• _What this task involves_
Repeat the lines of the material below verbatim, starting at the line that contains "table-cell-text: 1 xyxy=(1401,470,1413,486)" and ending at the line that contains "table-cell-text: 54 xyxy=(366,419,386,435)".

[Element location data]
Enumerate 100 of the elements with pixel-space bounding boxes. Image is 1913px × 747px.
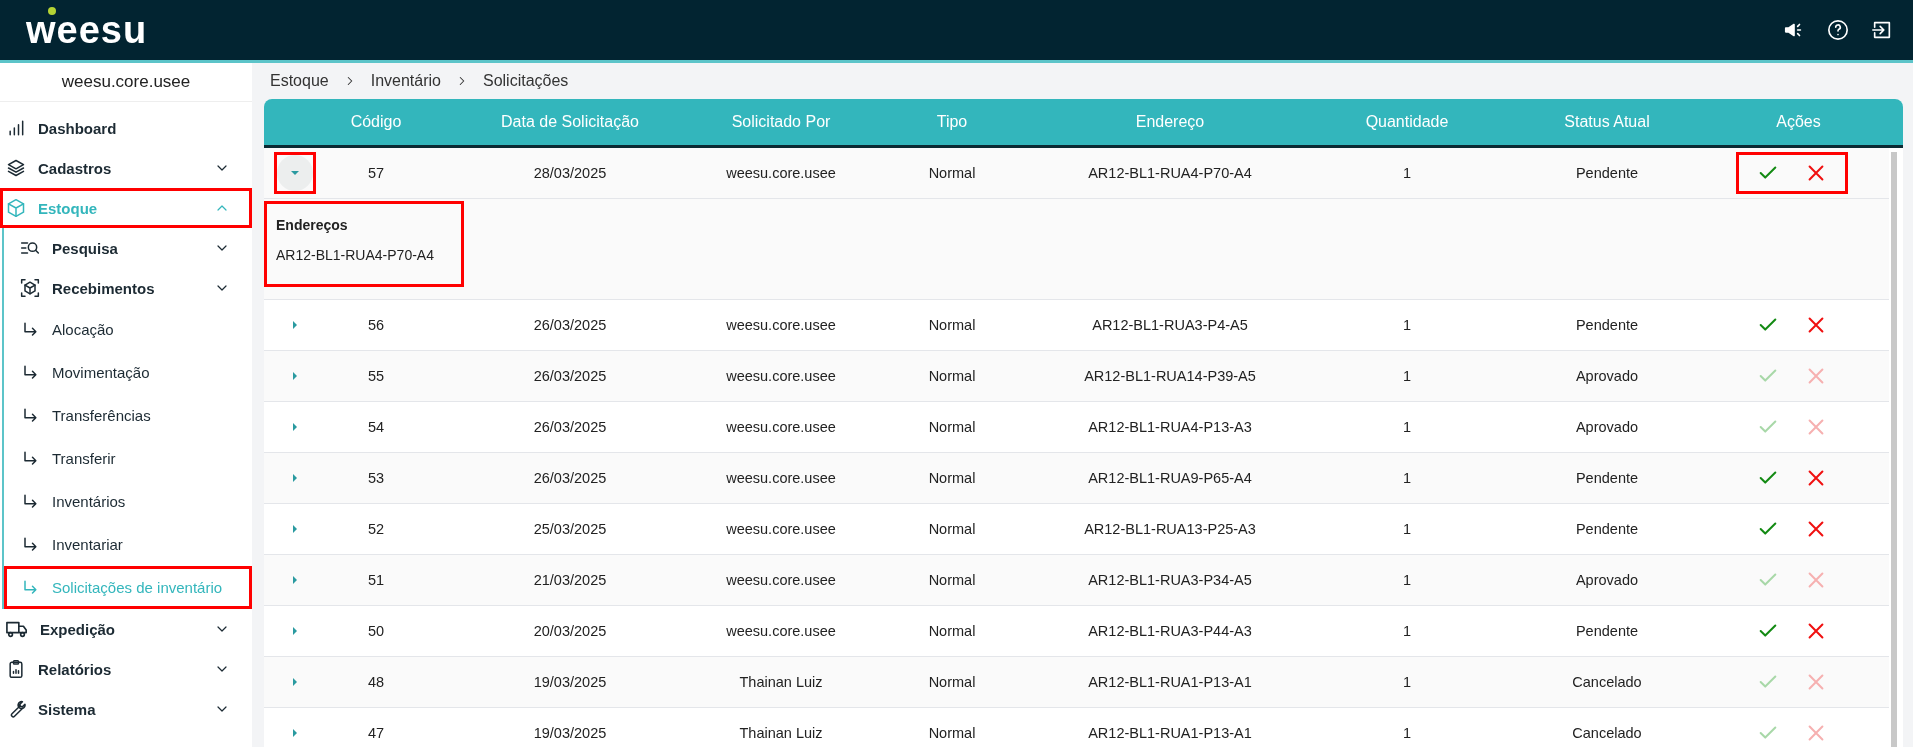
table-cell-text: 1 xyxy=(1401,470,1413,486)
table-cell-text: 26/03/2025 xyxy=(532,470,608,486)
table-cell-text: 1 xyxy=(1401,368,1413,384)
table-cell-text: 52 xyxy=(366,521,386,537)
table-cell-text: weesu.core.usee xyxy=(725,368,837,384)
table-cell-text: 54 xyxy=(366,419,386,435)
sidebar-item[interactable]: Inventários xyxy=(4,480,252,523)
table-cell-text: weesu.core.usee xyxy=(725,317,837,333)
column-header: Status Atual xyxy=(1563,113,1651,131)
table-cell-text: Thainan Luiz xyxy=(738,725,824,741)
details-value: AR12-BL1-RUA4-P70-A4 xyxy=(276,247,435,263)
table-cell-text: AR12-BL1-RUA9-P65-A4 xyxy=(1087,470,1253,486)
column-header: Tipo xyxy=(935,113,969,131)
sidebar-item[interactable]: Dashboard xyxy=(0,108,252,148)
table-cell-text: Pendente xyxy=(1574,470,1640,486)
table-cell-text: AR12-BL1-RUA3-P44-A3 xyxy=(1087,623,1253,639)
table-cell-text: 53 xyxy=(366,470,386,486)
details-label: Endereços xyxy=(276,217,349,233)
sidebar-item[interactable]: Cadastros xyxy=(0,148,252,188)
table-cell-text: Aprovado xyxy=(1574,572,1640,588)
sidebar-item[interactable]: Sistema xyxy=(0,689,252,729)
table-cell-text: Thainan Luiz xyxy=(738,674,824,690)
table-cell-text: 28/03/2025 xyxy=(532,165,608,181)
breadcrumb[interactable]: Inventário xyxy=(370,72,441,90)
table-cell-text: AR12-BL1-RUA1-P13-A1 xyxy=(1087,674,1253,690)
table-cell-text: 56 xyxy=(366,317,386,333)
breadcrumb[interactable]: Solicitações xyxy=(483,72,569,90)
table-cell-text: Normal xyxy=(927,521,977,537)
table-cell-text: AR12-BL1-RUA13-P25-A3 xyxy=(1083,521,1257,537)
sidebar-item[interactable]: Recebimentos xyxy=(4,268,252,308)
table-cell-text: Pendente xyxy=(1574,317,1640,333)
sidebar-item[interactable]: Pesquisa xyxy=(4,228,252,268)
box-icon xyxy=(6,198,26,218)
table-cell-text: Normal xyxy=(927,317,977,333)
table-cell-text: Normal xyxy=(927,572,977,588)
table-cell-text: 1 xyxy=(1401,165,1413,181)
table-cell-text: 1 xyxy=(1401,572,1413,588)
table-cell-text: Pendente xyxy=(1574,623,1640,639)
table-cell-text: weesu.core.usee xyxy=(725,521,837,537)
sidebar-item[interactable]: Expedição xyxy=(0,609,252,649)
table-cell-text: Aprovado xyxy=(1574,368,1640,384)
table-cell-text: 50 xyxy=(366,623,386,639)
sidebar-item[interactable]: Movimentação xyxy=(4,351,252,394)
logout-icon xyxy=(1871,19,1893,41)
table-cell-text: 1 xyxy=(1401,419,1413,435)
table-cell-text: 51 xyxy=(366,572,386,588)
clipboard-icon xyxy=(6,659,26,679)
table-cell-text: 1 xyxy=(1401,674,1413,690)
table-cell-text: 57 xyxy=(366,165,386,181)
table-cell-text: Normal xyxy=(927,368,977,384)
table-cell-text: Cancelado xyxy=(1571,674,1643,690)
box-scan-icon xyxy=(20,278,40,298)
table-cell-text: 20/03/2025 xyxy=(532,623,608,639)
table-cell-text: 26/03/2025 xyxy=(532,317,608,333)
sidebar-item[interactable]: Transferências xyxy=(4,394,252,437)
table-cell-text: weesu.core.usee xyxy=(725,419,837,435)
table-cell-text: weesu.core.usee xyxy=(725,572,837,588)
table-cell-text: 21/03/2025 xyxy=(532,572,608,588)
sidebar-item[interactable]: Transferir xyxy=(4,437,252,480)
table-cell-text: Normal xyxy=(927,725,977,741)
layers-icon xyxy=(6,158,26,178)
table-cell-text: 55 xyxy=(366,368,386,384)
table-cell-text: AR12-BL1-RUA4-P70-A4 xyxy=(1087,165,1253,181)
table-cell-text: 26/03/2025 xyxy=(532,368,608,384)
table-cell-text: Normal xyxy=(927,623,977,639)
column-header: Ações xyxy=(1775,113,1822,131)
column-header: Código xyxy=(349,113,403,131)
table-cell-text: Normal xyxy=(927,470,977,486)
column-header: Endereço xyxy=(1134,113,1206,131)
column-header: Solicitado Por xyxy=(730,113,832,131)
sidebar-item[interactable]: Alocação xyxy=(4,308,252,351)
table-cell-text: Normal xyxy=(927,674,977,690)
table-cell-text: 48 xyxy=(366,674,386,690)
table-cell-text: 19/03/2025 xyxy=(532,674,608,690)
table-cell-text: 47 xyxy=(366,725,386,741)
table-cell-text: AR12-BL1-RUA3-P4-A5 xyxy=(1091,317,1249,333)
table-cell-text: Normal xyxy=(927,419,977,435)
scrollbar[interactable] xyxy=(1891,152,1897,747)
table-cell-text: 1 xyxy=(1401,317,1413,333)
table-cell-text: 19/03/2025 xyxy=(532,725,608,741)
table-cell-text: AR12-BL1-RUA1-P13-A1 xyxy=(1087,725,1253,741)
table-cell-text: 1 xyxy=(1401,725,1413,741)
table-cell-text: Pendente xyxy=(1574,165,1640,181)
sidebar-item[interactable]: Inventariar xyxy=(4,523,252,566)
table-cell-text: weesu.core.usee xyxy=(725,623,837,639)
table-cell-text: 1 xyxy=(1401,623,1413,639)
table-cell-text: weesu.core.usee xyxy=(725,470,837,486)
table-cell-text: Cancelado xyxy=(1571,725,1643,741)
breadcrumb[interactable]: Estoque xyxy=(270,72,329,90)
table-cell-text: weesu.core.usee xyxy=(725,165,837,181)
table-cell-text: 1 xyxy=(1401,521,1413,537)
table-cell-text: 25/03/2025 xyxy=(532,521,608,537)
table-cell-text: AR12-BL1-RUA3-P34-A5 xyxy=(1087,572,1253,588)
expand-button[interactable] xyxy=(274,152,316,194)
table-cell-text: Aprovado xyxy=(1574,419,1640,435)
sidebar-item[interactable]: Relatórios xyxy=(0,649,252,689)
table-cell-text: Pendente xyxy=(1574,521,1640,537)
column-header: Quantidade xyxy=(1364,113,1450,131)
bar-chart-icon xyxy=(6,118,26,138)
table-cell-text: 26/03/2025 xyxy=(532,419,608,435)
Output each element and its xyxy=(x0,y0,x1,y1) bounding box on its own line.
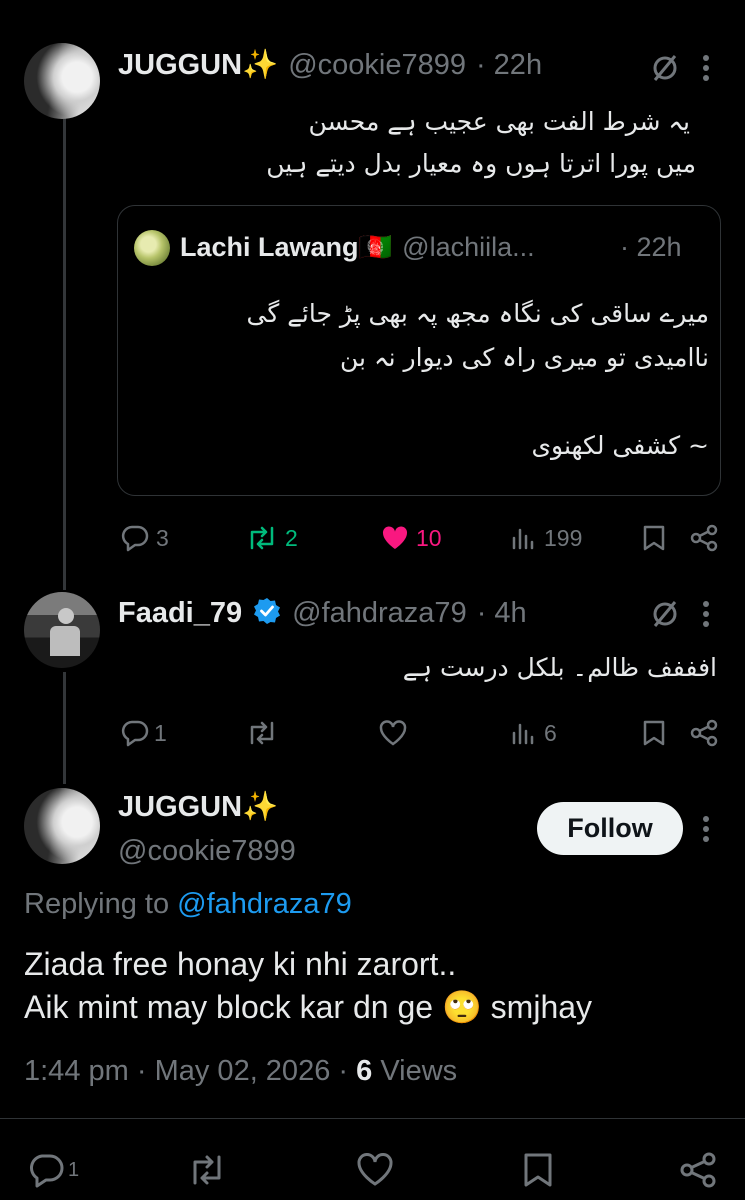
post-time[interactable]: 1:44 pm xyxy=(24,1055,129,1087)
reply-count: 1 xyxy=(68,1158,80,1181)
separator: · xyxy=(338,1055,349,1087)
more-icon[interactable] xyxy=(702,600,710,633)
bookmark-icon[interactable] xyxy=(641,719,667,752)
quote-text-line: میرے ساقی کی نگاہ مجھ پہ بھی پڑ جائے گی xyxy=(246,299,709,328)
reply-count: 1 xyxy=(154,719,167,746)
more-icon[interactable] xyxy=(702,54,710,87)
grok-icon[interactable] xyxy=(649,598,683,633)
reply-count: 3 xyxy=(156,524,169,551)
replying-prefix: Replying to xyxy=(24,888,170,920)
replying-to: Replying to @fahdraza79 xyxy=(24,888,352,921)
display-name[interactable]: JUGGUN✨ xyxy=(118,790,278,824)
user-handle[interactable]: @fahdraza79 xyxy=(292,597,467,630)
quote-text-line: ~ کشفی لکھنوی xyxy=(531,431,709,460)
bookmark-icon[interactable] xyxy=(521,1152,555,1193)
avatar[interactable] xyxy=(24,788,100,864)
quote-header: Lachi Lawang🇦🇫 @lachiila... xyxy=(180,231,535,263)
avatar[interactable] xyxy=(24,592,100,668)
more-icon[interactable] xyxy=(702,815,710,848)
views-label: Views xyxy=(380,1055,458,1087)
views-count: 6 xyxy=(356,1055,373,1087)
post-text-line: یہ شرط الفت بھی عجیب ہے محسن xyxy=(308,107,690,136)
share-icon[interactable] xyxy=(689,524,719,557)
quote-time[interactable]: · 22h xyxy=(620,232,682,263)
user-handle[interactable]: @cookie7899 xyxy=(118,835,296,868)
share-icon[interactable] xyxy=(689,719,719,752)
post-meta: 1:44 pm · May 02, 2026 · 6 Views xyxy=(24,1055,457,1088)
user-handle[interactable]: @cookie7899 xyxy=(288,49,466,82)
post-text-segment: smjhay xyxy=(490,989,593,1025)
post-text-segment: Aik mint may block kar dn ge xyxy=(24,989,434,1025)
reply-button[interactable]: 1 xyxy=(120,719,167,747)
post-text-line: میں پورا اترتا ہوں وہ معیار بدل دیتے ہیں xyxy=(266,149,696,178)
quote-display-name[interactable]: Lachi Lawang🇦🇫 xyxy=(180,231,392,263)
thread-line xyxy=(63,96,66,590)
grok-icon[interactable] xyxy=(649,52,683,87)
avatar[interactable] xyxy=(24,43,100,119)
repost-button[interactable]: 2 xyxy=(245,524,298,552)
post-header: JUGGUN✨ @cookie7899 · 22h xyxy=(118,48,542,82)
post-text-line-2: Aik mint may block kar dn ge 🙄 smjhay xyxy=(24,988,592,1026)
share-icon[interactable] xyxy=(678,1152,718,1193)
views-button[interactable]: 6 xyxy=(510,719,557,747)
bookmark-icon[interactable] xyxy=(641,524,667,557)
reply-button[interactable]: 3 xyxy=(120,524,169,552)
post-text-line: افففف ظالم۔ بلکل درست ہے xyxy=(402,653,717,682)
like-button[interactable] xyxy=(378,719,408,752)
follow-button[interactable]: Follow xyxy=(537,802,683,855)
quote-avatar[interactable] xyxy=(134,230,170,266)
reply-button[interactable]: 1 xyxy=(26,1152,79,1188)
post-header: Faadi_79 @fahdraza79 · 4h xyxy=(118,596,527,631)
quote-user-handle[interactable]: @lachiila... xyxy=(402,232,534,263)
post-time[interactable]: · 22h xyxy=(476,49,542,82)
repost-count: 2 xyxy=(285,524,298,551)
views-button[interactable]: 199 xyxy=(510,524,582,552)
separator: · xyxy=(136,1055,147,1087)
like-button[interactable]: 10 xyxy=(380,524,442,552)
views-count: 6 xyxy=(544,719,557,746)
views-count: 199 xyxy=(544,524,583,551)
replying-handle-link[interactable]: @fahdraza79 xyxy=(177,888,352,920)
thread-line xyxy=(63,672,66,784)
post-text-line: Ziada free honay ki nhi zarort.. xyxy=(24,946,457,982)
repost-button[interactable] xyxy=(245,719,279,752)
like-button[interactable] xyxy=(355,1152,395,1193)
post-time[interactable]: · 4h xyxy=(477,597,527,630)
display-name[interactable]: Faadi_79 xyxy=(118,597,242,630)
eye-roll-emoji: 🙄 xyxy=(441,989,482,1025)
display-name[interactable]: JUGGUN✨ xyxy=(118,48,278,82)
divider xyxy=(0,1118,745,1119)
verified-badge-icon xyxy=(252,596,282,631)
like-count: 10 xyxy=(416,524,442,551)
post-date[interactable]: May 02, 2026 xyxy=(155,1055,331,1087)
quote-text-line: ناامیدی تو میری راہ کی دیوار نہ بن xyxy=(340,343,709,372)
repost-button[interactable] xyxy=(186,1152,228,1193)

• _Solution_
table-cell-text: 1 xyxy=(1401,470,1413,486)
table-cell-text: 26/03/2025 xyxy=(532,470,608,486)
table-cell-text: 1 xyxy=(1401,368,1413,384)
table-cell-text: 52 xyxy=(366,521,386,537)
table-cell-text: weesu.core.usee xyxy=(725,368,837,384)
table-cell-text: 54 xyxy=(366,419,386,435)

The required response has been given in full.